### Task item
Whenever the word "system" appears in a line of the data below, copy that line.

[Figure record listings]
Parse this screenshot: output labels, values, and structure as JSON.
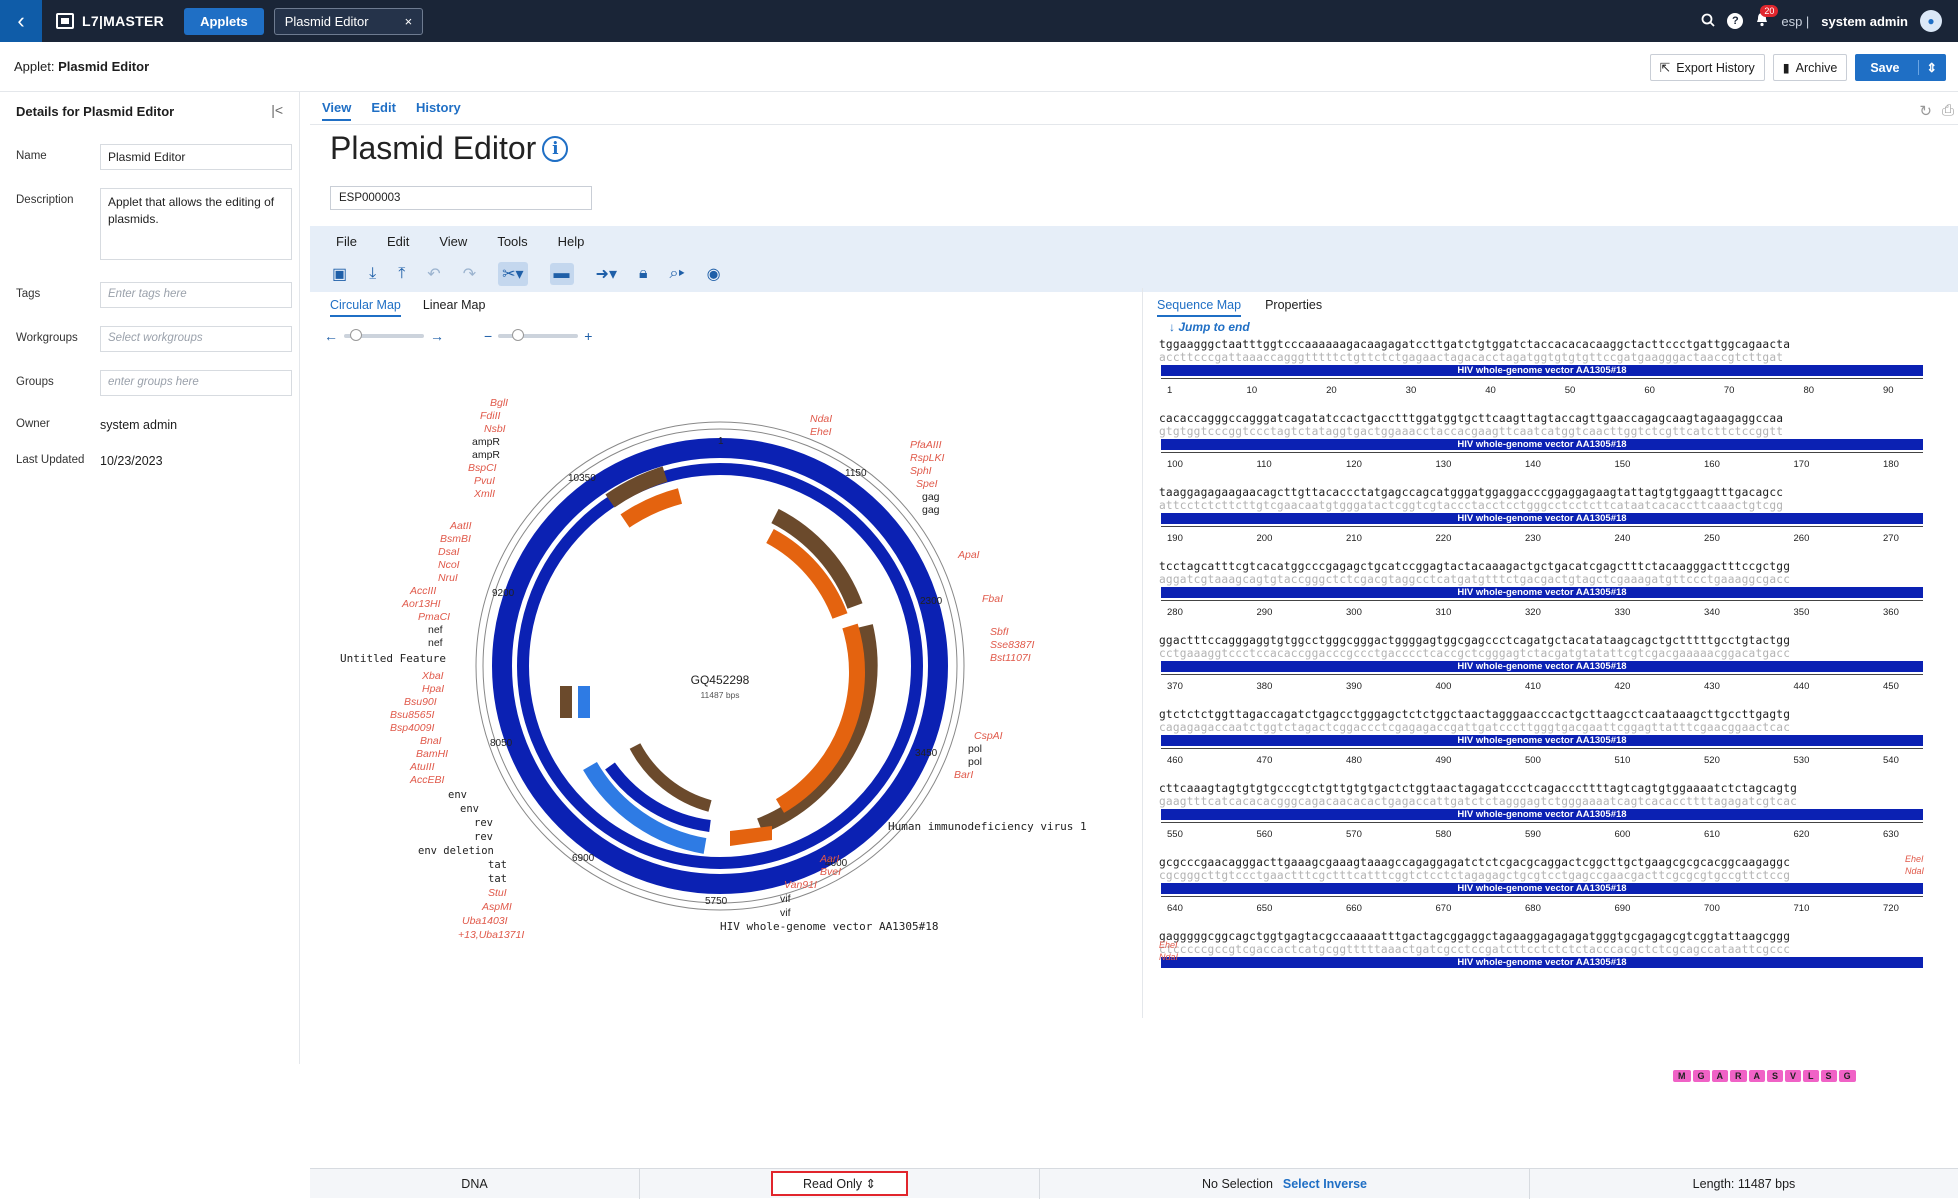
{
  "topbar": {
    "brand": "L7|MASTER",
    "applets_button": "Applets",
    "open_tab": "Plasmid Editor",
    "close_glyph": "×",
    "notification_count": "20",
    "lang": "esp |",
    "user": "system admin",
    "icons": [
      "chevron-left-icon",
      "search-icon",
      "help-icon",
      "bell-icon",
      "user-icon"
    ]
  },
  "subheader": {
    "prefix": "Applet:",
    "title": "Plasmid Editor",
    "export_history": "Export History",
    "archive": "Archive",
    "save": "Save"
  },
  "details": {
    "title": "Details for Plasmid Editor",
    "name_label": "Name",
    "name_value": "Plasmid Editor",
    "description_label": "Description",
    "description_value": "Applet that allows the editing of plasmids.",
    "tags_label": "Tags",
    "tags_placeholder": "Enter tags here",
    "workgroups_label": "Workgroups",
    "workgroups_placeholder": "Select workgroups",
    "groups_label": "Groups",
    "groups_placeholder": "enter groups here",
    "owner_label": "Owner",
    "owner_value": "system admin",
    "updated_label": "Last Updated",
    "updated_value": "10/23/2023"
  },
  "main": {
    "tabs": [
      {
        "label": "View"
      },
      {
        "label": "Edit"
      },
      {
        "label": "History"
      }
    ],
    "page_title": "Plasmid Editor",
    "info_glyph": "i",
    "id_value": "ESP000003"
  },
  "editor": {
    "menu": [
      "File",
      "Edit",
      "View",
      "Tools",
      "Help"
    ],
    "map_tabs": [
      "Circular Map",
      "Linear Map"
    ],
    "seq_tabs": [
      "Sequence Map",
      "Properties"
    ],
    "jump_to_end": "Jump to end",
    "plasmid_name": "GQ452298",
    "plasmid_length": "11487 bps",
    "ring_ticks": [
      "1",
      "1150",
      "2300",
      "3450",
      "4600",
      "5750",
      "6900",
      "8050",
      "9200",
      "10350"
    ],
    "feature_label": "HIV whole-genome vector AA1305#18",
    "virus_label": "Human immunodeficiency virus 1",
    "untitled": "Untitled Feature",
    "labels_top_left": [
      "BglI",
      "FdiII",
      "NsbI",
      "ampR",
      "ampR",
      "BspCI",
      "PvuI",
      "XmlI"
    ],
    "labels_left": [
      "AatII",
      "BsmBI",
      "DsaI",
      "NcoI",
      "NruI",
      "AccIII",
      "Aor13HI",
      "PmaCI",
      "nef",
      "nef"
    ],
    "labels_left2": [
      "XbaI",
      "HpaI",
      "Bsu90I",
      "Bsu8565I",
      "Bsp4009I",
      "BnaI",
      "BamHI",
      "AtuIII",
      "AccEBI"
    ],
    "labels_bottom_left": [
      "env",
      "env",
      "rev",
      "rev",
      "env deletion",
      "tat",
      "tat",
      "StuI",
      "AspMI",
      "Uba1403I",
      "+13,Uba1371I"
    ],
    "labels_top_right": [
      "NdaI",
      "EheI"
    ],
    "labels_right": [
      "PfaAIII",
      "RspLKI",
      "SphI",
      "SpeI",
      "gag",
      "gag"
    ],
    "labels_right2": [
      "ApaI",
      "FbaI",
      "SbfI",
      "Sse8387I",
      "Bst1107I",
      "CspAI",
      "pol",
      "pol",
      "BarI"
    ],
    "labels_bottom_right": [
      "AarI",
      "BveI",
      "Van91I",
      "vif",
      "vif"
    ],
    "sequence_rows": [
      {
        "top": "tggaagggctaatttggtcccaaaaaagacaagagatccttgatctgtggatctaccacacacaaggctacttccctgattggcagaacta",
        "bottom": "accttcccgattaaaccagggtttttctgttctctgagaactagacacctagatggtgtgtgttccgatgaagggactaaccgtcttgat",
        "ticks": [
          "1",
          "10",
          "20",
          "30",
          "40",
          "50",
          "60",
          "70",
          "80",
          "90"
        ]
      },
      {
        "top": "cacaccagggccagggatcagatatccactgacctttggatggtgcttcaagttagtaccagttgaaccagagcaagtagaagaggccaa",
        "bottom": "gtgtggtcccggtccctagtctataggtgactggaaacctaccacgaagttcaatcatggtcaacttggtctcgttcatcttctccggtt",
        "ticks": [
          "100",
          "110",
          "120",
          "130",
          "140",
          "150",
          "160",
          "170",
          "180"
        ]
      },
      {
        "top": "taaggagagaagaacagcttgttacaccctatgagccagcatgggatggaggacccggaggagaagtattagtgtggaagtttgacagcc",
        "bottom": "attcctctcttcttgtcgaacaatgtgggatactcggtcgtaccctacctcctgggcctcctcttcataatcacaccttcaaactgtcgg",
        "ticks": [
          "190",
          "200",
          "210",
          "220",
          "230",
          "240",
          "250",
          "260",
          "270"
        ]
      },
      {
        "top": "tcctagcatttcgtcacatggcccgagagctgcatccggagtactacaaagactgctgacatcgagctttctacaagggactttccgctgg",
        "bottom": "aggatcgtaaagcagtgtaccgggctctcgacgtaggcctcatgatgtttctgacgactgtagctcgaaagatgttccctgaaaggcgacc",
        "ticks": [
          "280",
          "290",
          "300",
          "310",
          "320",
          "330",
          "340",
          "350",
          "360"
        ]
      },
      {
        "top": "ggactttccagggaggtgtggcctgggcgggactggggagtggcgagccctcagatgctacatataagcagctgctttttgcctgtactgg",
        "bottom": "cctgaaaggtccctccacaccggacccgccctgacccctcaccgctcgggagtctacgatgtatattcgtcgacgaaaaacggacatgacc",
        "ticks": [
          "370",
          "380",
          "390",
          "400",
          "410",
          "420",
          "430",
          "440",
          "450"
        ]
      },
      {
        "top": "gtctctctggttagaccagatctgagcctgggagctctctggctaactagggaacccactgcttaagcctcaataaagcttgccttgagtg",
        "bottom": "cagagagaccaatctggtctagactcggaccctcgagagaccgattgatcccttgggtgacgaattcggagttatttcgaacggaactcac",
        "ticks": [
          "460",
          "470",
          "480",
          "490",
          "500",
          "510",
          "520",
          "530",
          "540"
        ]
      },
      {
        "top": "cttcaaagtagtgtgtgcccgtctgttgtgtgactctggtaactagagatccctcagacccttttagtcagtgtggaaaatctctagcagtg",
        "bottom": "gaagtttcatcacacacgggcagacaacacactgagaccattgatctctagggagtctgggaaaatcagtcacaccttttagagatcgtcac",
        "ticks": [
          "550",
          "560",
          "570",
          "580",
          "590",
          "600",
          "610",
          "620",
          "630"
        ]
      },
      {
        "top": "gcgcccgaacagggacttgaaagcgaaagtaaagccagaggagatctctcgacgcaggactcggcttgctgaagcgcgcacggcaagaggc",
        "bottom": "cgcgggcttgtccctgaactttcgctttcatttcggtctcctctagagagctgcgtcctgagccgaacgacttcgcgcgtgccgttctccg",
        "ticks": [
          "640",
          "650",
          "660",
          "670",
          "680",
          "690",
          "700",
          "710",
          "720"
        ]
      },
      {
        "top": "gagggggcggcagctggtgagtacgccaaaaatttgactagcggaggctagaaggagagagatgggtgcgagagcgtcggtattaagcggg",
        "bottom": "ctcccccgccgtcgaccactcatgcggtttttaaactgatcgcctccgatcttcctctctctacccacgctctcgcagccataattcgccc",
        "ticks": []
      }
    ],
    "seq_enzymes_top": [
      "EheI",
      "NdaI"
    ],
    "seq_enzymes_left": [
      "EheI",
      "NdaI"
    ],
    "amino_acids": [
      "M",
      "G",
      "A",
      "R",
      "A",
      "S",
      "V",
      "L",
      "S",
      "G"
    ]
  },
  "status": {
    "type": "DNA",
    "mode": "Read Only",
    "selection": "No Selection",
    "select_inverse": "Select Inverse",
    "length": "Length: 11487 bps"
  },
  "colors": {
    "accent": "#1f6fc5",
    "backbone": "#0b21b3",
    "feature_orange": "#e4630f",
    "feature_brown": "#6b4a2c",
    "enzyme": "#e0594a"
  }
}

### Task result
    "user": "system admin",
    "owner_value": "system admin",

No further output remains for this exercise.